**Exercise details:**
Look for the word "question" in the entries below, then copy every line that has it.

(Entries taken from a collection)
—————

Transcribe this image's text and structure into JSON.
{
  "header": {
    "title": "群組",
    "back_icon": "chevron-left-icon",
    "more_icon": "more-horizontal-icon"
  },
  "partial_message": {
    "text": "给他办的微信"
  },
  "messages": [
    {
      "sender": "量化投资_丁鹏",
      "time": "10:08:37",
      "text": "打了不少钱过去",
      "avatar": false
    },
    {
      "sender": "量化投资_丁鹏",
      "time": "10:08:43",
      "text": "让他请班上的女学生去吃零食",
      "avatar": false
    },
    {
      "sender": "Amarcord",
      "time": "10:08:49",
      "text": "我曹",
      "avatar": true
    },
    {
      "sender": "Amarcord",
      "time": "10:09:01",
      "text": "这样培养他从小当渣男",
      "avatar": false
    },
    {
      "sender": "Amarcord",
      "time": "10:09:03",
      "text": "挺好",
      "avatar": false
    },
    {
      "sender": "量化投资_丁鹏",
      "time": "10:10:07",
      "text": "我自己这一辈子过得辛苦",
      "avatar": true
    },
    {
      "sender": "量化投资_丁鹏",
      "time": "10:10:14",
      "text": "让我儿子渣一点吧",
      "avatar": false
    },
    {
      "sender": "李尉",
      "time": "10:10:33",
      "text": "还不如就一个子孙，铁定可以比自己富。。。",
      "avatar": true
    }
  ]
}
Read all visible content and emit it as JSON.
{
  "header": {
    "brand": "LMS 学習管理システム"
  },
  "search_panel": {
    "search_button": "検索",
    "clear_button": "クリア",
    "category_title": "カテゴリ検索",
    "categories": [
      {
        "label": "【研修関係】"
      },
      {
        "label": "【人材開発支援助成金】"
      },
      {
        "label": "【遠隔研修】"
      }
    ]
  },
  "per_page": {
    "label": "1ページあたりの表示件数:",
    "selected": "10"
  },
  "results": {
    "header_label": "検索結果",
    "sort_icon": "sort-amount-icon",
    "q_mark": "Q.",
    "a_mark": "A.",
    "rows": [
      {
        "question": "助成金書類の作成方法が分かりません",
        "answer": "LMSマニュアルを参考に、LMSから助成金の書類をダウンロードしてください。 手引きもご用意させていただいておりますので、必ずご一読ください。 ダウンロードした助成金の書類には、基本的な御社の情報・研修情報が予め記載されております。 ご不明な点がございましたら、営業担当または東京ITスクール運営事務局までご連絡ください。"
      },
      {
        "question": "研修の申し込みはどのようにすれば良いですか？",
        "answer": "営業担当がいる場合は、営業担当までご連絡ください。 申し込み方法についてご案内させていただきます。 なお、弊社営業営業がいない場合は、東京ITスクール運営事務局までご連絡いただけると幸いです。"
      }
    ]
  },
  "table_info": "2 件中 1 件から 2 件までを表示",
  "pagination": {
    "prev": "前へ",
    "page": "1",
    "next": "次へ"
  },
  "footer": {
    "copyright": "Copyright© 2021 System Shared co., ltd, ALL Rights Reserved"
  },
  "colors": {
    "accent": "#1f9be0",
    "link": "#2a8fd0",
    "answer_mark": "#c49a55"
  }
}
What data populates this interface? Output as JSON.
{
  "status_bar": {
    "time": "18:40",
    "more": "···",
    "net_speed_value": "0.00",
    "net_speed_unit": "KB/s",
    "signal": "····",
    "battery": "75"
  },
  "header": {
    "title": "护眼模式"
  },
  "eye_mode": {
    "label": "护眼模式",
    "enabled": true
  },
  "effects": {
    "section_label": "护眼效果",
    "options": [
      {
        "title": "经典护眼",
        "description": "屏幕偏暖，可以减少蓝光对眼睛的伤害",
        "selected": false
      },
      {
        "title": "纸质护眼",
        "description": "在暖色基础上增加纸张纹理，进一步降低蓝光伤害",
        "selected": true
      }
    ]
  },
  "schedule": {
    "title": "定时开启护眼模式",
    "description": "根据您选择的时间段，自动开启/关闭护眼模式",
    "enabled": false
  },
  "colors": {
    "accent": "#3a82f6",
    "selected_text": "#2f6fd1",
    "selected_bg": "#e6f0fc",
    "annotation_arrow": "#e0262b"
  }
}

—————

**Output of the task:**
        "question": "助成金書類の作成方法が分かりません",
        "question": "研修の申し込みはどのようにすれば良いですか？",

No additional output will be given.